_What is expected_
Images appear in the records below; leave them out and repeat everything else exactly.

_Given data_
-- BEGIN --
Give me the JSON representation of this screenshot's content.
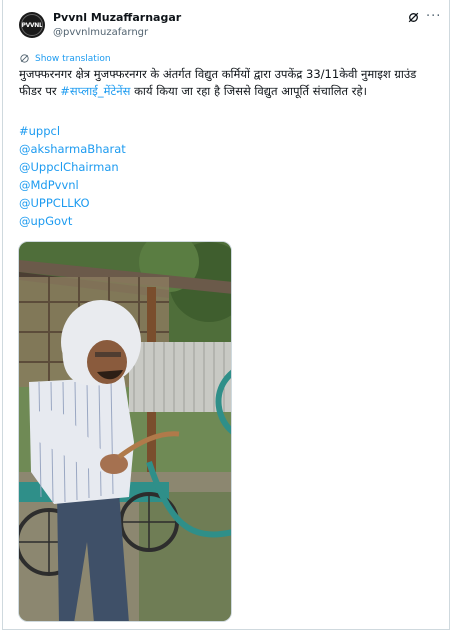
{
  "tweet": {
    "author_name": "Pvvnl Muzaffarnagar",
    "author_handle": "@pvvnlmuzafarngr",
    "avatar_text": "PVVNL",
    "translate_label": "Show translation",
    "text_before": "मुजफ्फरनगर क्षेत्र मुजफ्फरनगर के अंतर्गत विद्युत कर्मियों द्वारा उपकेंद्र 33/11केवी नुमाइश ग्राउंड फीडर पर ",
    "text_hashtag": "#सप्लाई_मेंटेनेंस",
    "text_after": " कार्य किया जा रहा है जिससे विद्युत आपूर्ति संचालित रहे।",
    "tags": [
      "#uppcl",
      "@aksharmaBharat",
      "@UppclChairman",
      "@MdPvvnl",
      "@UPPCLLKO",
      "@upGovt"
    ]
  },
  "colors": {
    "link": "#1d9bf0",
    "text": "#0f1419",
    "secondary": "#536471",
    "border": "#cfd9de"
  },
  "icons": {
    "grok": "grok-icon",
    "more": "more-icon",
    "translate": "globe-icon"
  }
}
-- END --
_Correct result_
Give me the JSON representation of this screenshot's content.
{
  "tweet": {
    "author_name": "Pvvnl Muzaffarnagar",
    "author_handle": "@pvvnlmuzafarngr",
    "avatar_text": "PVVNL",
    "translate_label": "Show translation",
    "text_before": "मुजफ्फरनगर क्षेत्र मुजफ्फरनगर के अंतर्गत विद्युत कर्मियों द्वारा उपकेंद्र 33/11केवी नुमाइश ग्राउंड फीडर पर ",
    "text_hashtag": "#सप्लाई_मेंटेनेंस",
    "text_after": " कार्य किया जा रहा है जिससे विद्युत आपूर्ति संचालित रहे।",
    "tags": [
      "#uppcl",
      "@aksharmaBharat",
      "@UppclChairman",
      "@MdPvvnl",
      "@UPPCLLKO",
      "@upGovt"
    ]
  },
  "colors": {
    "link": "#1d9bf0",
    "text": "#0f1419",
    "secondary": "#536471",
    "border": "#cfd9de"
  },
  "icons": {
    "grok": "grok-icon",
    "more": "more-icon",
    "translate": "globe-icon"
  }
}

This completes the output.